# [Materials provided]
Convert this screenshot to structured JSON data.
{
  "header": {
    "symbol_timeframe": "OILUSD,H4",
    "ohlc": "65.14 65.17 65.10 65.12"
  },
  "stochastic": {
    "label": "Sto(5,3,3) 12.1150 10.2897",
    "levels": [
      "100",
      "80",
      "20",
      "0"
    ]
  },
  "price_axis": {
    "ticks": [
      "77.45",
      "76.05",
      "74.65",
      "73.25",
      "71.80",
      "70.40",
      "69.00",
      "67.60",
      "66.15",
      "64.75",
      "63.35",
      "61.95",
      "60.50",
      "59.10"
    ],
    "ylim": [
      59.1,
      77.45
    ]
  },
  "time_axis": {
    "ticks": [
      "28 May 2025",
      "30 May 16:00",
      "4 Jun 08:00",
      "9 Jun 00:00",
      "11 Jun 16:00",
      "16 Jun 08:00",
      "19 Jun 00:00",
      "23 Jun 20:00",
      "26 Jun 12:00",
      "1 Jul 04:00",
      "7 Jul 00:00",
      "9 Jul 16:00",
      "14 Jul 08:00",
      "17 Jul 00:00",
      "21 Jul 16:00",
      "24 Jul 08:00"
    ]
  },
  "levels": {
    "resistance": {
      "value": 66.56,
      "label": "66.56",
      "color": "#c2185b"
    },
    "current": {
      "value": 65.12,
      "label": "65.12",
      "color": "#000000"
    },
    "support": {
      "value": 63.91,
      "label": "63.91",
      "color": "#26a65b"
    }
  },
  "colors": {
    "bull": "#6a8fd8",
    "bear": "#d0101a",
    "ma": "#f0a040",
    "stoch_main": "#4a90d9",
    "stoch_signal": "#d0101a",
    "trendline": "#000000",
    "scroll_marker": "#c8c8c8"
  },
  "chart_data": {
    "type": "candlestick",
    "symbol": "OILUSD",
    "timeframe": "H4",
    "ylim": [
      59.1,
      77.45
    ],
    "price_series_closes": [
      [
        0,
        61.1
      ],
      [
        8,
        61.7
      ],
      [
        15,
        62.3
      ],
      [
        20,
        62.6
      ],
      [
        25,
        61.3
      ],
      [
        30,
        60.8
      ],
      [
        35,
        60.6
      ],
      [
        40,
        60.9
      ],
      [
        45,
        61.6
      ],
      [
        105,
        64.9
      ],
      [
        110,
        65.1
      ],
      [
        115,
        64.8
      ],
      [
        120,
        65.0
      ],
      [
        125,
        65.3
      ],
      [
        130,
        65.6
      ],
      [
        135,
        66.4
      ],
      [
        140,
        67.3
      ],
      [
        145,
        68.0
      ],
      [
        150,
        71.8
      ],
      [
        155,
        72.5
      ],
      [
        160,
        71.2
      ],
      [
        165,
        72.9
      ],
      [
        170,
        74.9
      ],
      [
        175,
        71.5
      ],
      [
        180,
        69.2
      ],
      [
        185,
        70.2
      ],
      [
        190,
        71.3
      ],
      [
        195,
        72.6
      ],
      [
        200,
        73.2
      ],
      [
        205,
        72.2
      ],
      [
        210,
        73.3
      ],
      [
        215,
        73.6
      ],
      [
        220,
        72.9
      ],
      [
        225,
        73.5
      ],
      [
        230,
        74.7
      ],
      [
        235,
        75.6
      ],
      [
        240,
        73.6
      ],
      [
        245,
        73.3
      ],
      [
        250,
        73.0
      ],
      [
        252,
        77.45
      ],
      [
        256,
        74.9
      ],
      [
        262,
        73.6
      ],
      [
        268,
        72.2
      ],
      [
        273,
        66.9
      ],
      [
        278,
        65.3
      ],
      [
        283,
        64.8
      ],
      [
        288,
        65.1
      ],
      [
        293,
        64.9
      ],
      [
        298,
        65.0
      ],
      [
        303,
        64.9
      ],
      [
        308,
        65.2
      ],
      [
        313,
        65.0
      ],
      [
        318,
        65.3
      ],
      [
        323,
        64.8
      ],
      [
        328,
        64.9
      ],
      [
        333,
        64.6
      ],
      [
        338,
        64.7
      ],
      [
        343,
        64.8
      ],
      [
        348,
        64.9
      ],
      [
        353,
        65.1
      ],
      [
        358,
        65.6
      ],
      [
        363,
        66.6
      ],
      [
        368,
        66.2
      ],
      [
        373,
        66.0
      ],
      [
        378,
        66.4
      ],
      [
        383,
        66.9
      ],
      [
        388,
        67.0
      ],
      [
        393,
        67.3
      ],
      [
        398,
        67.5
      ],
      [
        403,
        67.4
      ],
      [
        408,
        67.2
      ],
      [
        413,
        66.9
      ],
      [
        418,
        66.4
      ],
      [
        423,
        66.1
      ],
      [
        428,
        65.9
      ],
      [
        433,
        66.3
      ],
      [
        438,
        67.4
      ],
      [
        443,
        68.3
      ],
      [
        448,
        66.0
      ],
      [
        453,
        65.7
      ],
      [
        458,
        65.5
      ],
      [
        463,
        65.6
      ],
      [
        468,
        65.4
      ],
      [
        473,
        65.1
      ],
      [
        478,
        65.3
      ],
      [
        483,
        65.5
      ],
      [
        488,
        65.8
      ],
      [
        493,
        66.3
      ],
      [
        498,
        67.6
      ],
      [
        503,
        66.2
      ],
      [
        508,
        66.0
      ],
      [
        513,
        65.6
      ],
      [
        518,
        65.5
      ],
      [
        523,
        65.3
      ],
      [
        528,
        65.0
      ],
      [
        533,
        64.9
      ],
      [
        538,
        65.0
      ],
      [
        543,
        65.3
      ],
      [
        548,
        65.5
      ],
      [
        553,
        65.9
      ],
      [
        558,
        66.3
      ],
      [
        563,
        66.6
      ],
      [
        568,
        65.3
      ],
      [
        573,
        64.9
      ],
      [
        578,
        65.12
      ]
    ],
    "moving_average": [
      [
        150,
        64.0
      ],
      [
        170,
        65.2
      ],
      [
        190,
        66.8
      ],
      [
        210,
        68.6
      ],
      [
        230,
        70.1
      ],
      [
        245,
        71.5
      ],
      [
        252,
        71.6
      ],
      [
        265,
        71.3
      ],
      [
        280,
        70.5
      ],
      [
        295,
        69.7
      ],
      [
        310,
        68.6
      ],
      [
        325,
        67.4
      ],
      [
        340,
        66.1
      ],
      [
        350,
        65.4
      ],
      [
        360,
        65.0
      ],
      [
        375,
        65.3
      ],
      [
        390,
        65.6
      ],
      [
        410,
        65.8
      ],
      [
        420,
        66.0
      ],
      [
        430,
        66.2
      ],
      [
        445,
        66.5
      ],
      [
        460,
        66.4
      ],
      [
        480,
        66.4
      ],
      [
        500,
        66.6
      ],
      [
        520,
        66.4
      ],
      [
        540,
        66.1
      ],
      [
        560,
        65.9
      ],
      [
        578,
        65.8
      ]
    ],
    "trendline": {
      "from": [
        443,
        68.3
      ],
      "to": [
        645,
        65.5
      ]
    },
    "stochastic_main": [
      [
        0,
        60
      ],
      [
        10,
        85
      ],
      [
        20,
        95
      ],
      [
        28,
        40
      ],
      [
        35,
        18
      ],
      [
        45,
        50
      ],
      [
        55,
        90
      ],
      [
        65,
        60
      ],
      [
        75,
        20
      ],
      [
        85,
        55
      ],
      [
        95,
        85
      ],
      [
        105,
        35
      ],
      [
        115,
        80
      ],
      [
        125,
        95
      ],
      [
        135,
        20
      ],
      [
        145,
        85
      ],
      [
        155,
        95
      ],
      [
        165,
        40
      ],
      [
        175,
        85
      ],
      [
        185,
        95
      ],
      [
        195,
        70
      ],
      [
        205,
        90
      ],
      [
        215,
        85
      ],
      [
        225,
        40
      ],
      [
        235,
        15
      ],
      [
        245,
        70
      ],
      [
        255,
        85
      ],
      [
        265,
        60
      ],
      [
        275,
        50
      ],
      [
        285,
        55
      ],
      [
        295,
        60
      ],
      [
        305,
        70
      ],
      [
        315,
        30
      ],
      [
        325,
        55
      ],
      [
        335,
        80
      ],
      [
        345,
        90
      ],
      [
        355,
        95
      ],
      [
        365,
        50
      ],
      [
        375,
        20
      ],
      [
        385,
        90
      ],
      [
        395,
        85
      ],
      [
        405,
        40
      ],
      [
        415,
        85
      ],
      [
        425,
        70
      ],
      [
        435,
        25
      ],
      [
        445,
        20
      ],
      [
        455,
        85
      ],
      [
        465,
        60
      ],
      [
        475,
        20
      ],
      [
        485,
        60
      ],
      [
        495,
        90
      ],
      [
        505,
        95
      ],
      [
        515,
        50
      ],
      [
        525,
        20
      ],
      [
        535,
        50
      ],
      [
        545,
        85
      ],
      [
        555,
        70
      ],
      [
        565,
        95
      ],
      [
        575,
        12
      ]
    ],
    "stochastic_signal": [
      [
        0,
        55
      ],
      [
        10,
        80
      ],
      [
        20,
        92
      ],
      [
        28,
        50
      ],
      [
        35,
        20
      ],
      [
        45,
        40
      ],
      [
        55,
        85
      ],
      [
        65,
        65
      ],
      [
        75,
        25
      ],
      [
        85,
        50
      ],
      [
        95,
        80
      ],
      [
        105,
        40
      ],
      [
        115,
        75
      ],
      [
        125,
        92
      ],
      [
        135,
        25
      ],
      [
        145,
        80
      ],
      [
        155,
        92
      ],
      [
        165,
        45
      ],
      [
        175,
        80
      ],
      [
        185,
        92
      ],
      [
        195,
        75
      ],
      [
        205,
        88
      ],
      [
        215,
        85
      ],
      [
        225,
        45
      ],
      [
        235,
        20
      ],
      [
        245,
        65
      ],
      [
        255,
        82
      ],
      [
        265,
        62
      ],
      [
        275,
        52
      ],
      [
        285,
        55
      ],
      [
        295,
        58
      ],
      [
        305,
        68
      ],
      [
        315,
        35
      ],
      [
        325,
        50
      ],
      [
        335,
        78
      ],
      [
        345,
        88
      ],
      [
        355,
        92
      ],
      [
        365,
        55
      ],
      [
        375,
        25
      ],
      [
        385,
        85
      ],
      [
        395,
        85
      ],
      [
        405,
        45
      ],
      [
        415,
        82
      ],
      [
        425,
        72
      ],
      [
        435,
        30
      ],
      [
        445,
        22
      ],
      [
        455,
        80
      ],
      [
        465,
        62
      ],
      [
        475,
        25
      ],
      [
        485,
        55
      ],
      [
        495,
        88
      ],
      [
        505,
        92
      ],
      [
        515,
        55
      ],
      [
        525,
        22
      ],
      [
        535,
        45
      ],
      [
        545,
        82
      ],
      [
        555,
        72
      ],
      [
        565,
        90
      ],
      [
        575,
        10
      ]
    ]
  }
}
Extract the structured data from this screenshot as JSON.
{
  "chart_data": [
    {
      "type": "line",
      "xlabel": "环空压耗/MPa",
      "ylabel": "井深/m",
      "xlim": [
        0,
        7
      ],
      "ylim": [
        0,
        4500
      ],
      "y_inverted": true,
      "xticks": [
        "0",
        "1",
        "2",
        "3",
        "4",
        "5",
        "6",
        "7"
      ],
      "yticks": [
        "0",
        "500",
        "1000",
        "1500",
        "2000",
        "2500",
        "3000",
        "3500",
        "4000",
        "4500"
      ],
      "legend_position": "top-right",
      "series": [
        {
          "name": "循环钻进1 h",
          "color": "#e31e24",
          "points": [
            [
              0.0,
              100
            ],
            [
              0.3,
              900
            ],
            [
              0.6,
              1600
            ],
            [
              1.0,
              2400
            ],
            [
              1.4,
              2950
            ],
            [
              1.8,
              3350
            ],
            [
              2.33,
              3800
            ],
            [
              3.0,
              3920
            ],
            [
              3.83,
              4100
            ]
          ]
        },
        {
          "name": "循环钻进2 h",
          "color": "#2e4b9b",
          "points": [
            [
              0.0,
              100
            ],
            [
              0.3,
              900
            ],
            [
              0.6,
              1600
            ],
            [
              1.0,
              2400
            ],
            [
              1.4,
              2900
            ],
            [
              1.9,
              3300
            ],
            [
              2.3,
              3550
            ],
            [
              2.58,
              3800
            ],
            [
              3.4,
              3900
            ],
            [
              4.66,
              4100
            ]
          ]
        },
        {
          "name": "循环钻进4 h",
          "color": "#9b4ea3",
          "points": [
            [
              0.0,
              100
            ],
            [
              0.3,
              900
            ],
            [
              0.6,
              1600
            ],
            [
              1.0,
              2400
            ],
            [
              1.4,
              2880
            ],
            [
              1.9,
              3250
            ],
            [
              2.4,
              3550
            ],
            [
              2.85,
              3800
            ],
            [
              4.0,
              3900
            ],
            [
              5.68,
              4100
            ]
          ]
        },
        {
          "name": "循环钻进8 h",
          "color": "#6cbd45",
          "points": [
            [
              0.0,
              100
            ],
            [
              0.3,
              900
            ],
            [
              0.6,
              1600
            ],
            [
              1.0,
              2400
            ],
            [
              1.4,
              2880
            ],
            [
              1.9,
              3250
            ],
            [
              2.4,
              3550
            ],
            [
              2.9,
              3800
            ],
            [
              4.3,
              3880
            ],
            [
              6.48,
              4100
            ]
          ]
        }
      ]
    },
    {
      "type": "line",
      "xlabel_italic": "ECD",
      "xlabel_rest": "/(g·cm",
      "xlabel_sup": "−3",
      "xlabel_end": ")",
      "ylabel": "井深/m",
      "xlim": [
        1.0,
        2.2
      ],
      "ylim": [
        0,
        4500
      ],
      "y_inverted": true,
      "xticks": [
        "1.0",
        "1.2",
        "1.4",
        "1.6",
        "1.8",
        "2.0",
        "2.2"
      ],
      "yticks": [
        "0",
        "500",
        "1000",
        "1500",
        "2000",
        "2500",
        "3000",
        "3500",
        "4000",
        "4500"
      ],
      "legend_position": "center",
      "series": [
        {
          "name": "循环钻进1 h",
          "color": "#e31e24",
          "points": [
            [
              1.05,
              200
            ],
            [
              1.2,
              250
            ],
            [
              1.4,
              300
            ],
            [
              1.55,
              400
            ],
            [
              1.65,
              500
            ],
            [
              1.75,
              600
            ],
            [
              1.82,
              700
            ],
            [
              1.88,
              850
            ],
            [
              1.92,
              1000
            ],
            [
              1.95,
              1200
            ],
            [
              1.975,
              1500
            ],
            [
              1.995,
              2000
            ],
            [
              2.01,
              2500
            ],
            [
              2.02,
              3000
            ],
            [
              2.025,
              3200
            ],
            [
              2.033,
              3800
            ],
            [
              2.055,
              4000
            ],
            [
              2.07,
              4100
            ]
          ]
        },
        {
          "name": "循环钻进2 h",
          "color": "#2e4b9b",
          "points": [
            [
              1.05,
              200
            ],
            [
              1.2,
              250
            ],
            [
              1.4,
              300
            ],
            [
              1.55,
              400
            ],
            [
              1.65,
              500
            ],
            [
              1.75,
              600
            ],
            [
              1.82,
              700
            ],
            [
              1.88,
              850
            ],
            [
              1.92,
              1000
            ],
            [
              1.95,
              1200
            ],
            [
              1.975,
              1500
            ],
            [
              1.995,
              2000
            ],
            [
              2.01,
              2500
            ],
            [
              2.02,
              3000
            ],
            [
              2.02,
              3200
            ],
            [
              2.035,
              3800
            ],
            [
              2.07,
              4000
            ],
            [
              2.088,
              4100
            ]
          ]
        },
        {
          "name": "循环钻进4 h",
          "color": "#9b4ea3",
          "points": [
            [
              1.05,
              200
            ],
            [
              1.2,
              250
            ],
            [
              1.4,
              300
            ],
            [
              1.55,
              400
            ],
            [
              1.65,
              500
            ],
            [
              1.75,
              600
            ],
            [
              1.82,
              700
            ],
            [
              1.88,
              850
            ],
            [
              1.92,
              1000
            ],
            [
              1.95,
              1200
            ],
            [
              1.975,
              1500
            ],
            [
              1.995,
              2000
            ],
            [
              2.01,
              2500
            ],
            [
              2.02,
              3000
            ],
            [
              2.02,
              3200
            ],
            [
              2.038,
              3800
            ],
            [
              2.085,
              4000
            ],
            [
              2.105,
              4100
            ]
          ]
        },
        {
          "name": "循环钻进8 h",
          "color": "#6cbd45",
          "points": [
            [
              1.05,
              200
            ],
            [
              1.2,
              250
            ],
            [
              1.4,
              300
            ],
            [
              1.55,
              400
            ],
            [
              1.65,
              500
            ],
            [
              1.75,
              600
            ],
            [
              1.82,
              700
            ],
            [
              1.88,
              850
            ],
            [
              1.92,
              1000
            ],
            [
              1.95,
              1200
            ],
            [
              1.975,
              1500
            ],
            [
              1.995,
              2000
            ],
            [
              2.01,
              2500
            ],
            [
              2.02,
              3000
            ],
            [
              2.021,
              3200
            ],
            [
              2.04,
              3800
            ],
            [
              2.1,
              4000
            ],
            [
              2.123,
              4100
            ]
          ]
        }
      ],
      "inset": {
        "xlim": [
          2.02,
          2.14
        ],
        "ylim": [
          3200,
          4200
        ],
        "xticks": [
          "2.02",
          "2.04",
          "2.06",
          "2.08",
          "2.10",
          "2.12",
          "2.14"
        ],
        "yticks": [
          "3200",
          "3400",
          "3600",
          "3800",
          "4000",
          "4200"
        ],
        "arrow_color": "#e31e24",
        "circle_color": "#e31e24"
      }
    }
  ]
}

# [What is expected]
Report how many lines of the data hold the string "structured"; give only the number.

# [Result below]
2